* START DOCUMENT TEXT *

If you're not going for that sort of job, then all you need is the GPA
threshold, and no one is going to care afterwards. Get out of the square root
club if you're there and pull up your GPA to where your target job wants it.
So if their filter cutoff is 3.5, get a 3.51 and call it a day. If your target
job cuts off at 3.0 then really that's all you need to get. It could reduce
your stress level (not sure how bad UW is), and let you do other things that
would help your chances of getting a job more (clubs, leadership positions,
volunteering, networking, etc). Some people split up their GPA between "core
GPA" and "cumulative GPA", which could help if you're doing bad in your chem
classes but passing all your CS classes.

------
jane_portman
For the first job what really matters (and makes you different from other
candidates) is your actual intelligence, ability to catch things fast and
genuine interest to develop in the chosen field.

That's what smart employers are looking for. In case they set up a formal
resume competition for grades, maybe that's not where you'd prefer to work?

------
bnejad
I've never been asked exactly what my GPA was for my internships/co ops, but
many had something like "Above a 3.00 GPA required" in their job posting. None
of the companies ever asked me about it in the interview or elsewhere, so I
imagine it was just HR.

------
dman
Grades dont matter. But having a track record where you have sought to excel
in some facet of your life matters. For a lot of people grades / school are a
ready made environment where they seek excellence.

* END DOCUMENT TEXT *
* START RAW DATA *

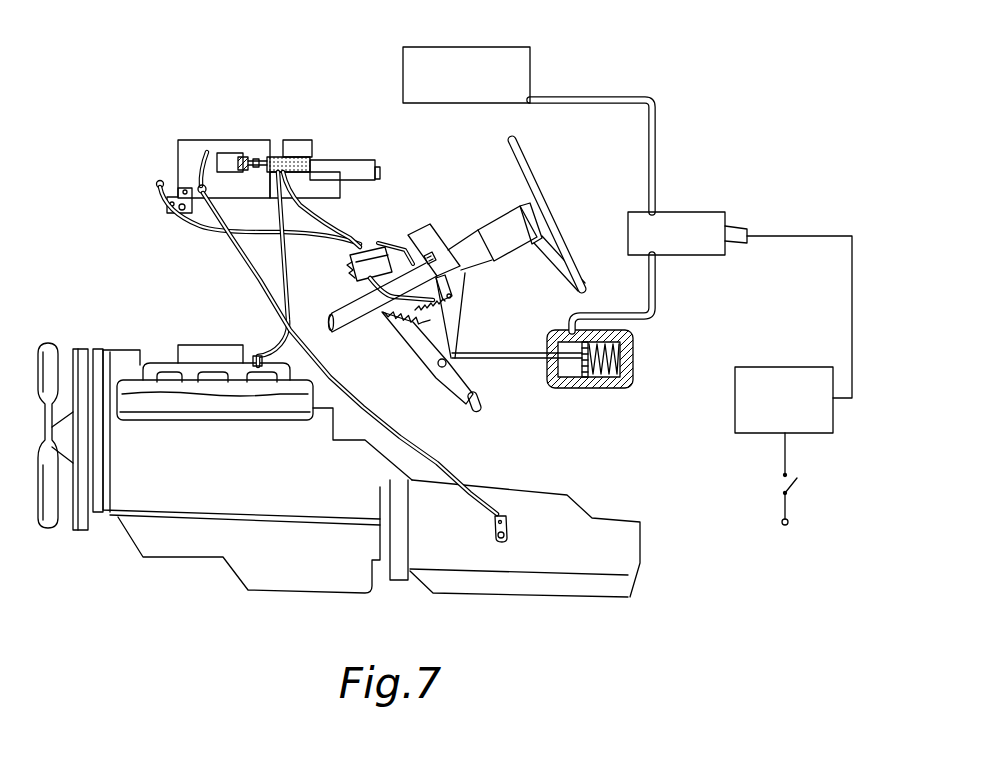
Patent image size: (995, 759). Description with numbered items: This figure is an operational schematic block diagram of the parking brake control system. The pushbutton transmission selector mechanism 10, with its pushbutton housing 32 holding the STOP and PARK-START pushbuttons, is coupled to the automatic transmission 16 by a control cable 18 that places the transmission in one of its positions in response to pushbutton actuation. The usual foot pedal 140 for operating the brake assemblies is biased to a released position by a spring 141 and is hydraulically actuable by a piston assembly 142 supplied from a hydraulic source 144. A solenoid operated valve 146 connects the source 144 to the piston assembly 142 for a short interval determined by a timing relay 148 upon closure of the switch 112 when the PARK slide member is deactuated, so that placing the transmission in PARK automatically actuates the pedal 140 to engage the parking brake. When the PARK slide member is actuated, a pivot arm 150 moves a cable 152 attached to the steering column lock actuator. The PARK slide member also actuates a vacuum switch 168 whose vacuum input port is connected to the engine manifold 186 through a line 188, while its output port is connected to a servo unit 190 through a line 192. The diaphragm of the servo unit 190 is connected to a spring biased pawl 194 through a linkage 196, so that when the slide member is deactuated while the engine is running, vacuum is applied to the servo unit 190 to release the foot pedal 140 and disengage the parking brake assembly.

The pushbutton transmission selector mechanism 10 is at (220, 138).
The automatic transmission 16 is at (553, 503).
The control cable 18 is at (371, 407).
The pushbutton housing 32 is at (355, 170).
The travel switch 112 is at (800, 487).
The foot pedal 140 is at (454, 355).
The spring 141 is at (385, 323).
The piston assembly 142 is at (566, 380).
The hydraulic source 144 is at (455, 47).
The solenoid operated valve 146 is at (693, 212).
The timing relay 148 is at (803, 367).
The pivot arm 150 is at (158, 189).
The cable 152 is at (210, 237).
The vacuum switch 168 is at (307, 163).
The engine manifold 186 is at (285, 380).
The line 188 is at (291, 297).
The servo unit 190 is at (348, 260).
The line 192 is at (323, 219).
The spring biased pawl 194 is at (453, 302).
The linkage 196 is at (399, 290).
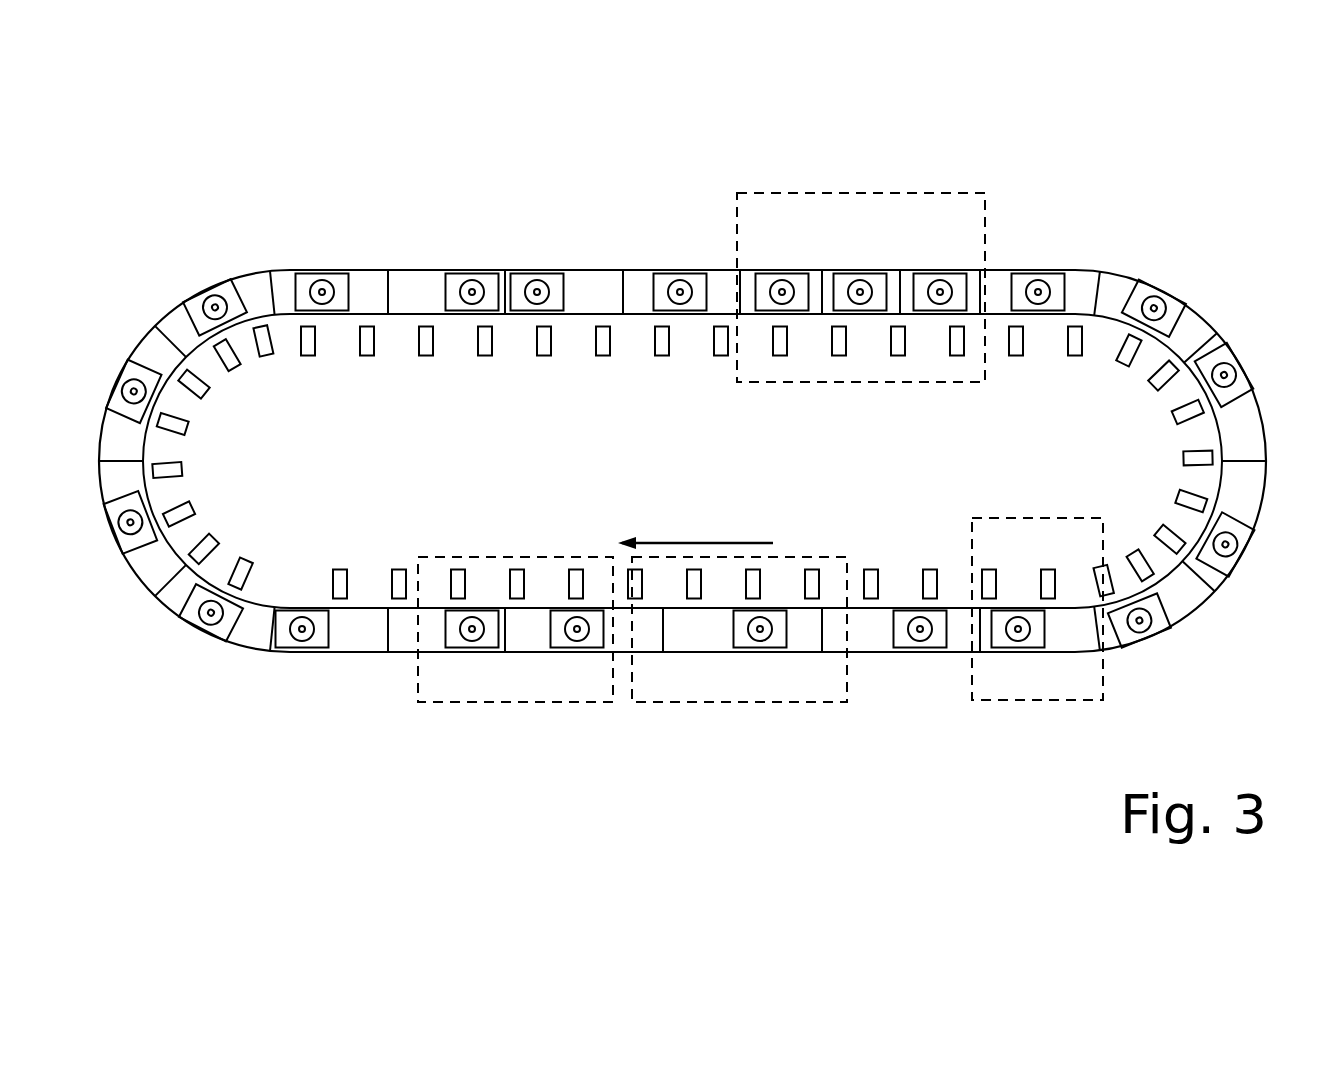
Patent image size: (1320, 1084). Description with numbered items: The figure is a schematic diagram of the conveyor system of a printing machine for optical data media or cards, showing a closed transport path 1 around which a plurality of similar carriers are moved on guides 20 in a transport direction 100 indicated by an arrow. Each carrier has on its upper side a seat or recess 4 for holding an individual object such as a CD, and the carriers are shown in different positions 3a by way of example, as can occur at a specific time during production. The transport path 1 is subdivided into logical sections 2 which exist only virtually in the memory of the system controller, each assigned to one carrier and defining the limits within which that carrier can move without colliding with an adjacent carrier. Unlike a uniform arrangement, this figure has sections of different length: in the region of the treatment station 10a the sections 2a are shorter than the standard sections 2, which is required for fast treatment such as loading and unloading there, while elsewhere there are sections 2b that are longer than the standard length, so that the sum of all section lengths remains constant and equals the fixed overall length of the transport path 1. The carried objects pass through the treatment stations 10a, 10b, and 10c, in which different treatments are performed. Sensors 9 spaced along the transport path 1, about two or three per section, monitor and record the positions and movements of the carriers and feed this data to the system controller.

The transport path 1 is at (403, 280).
The sections 2 is at (722, 290).
The shorter sections 2a is at (820, 285).
The longer sections 2b is at (645, 637).
The carrier positions 3a is at (553, 647).
The seats or recesses 4 is at (914, 641).
The sensors 9 is at (540, 350).
The treatment station 10a is at (788, 223).
The treatment station 10b is at (1045, 687).
The treatment station 10c is at (655, 690).
The guides 20 is at (282, 268).
The transport direction 100 is at (697, 542).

* END RAW DATA *

WORK INSTRUCTIONS =>
1 - In the forum thread on grades, which activities are given in parentheses as things that could help one's chances of getting a job?
2 - Output the part of the listing that opens with the line containing "Patent image size: (1320, 1084)." and closes with the line containing "The longer sections 2b is at (645, 637).", both lines included.
The forum thread on grades and the listing are unrelated.

OUTPUTS BY TASK =>
1 - clubs, leadership positions, volunteering, networking

2 -
Patent image size: (1320, 1084). Description with numbered items: The figure is a schematic diagram of the conveyor system of a printing machine for optical data media or cards, showing a closed transport path 1 around which a plurality of similar carriers are moved on guides 20 in a transport direction 100 indicated by an arrow. Each carrier has on its upper side a seat or recess 4 for holding an individual object such as a CD, and the carriers are shown in different positions 3a by way of example, as can occur at a specific time during production. The transport path 1 is subdivided into logical sections 2 which exist only virtually in the memory of the system controller, each assigned to one carrier and defining the limits within which that carrier can move without colliding with an adjacent carrier. Unlike a uniform arrangement, this figure has sections of different length: in the region of the treatment station 10a the sections 2a are shorter than the standard sections 2, which is required for fast treatment such as loading and unloading there, while elsewhere there are sections 2b that are longer than the standard length, so that the sum of all section lengths remains constant and equals the fixed overall length of the transport path 1. The carried objects pass through the treatment stations 10a, 10b, and 10c, in which different treatments are performed. Sensors 9 spaced along the transport path 1, about two or three per section, monitor and record the positions and movements of the carriers and feed this data to the system controller.

The transport path 1 is at (403, 280).
The sections 2 is at (722, 290).
The shorter sections 2a is at (820, 285).
The longer sections 2b is at (645, 637).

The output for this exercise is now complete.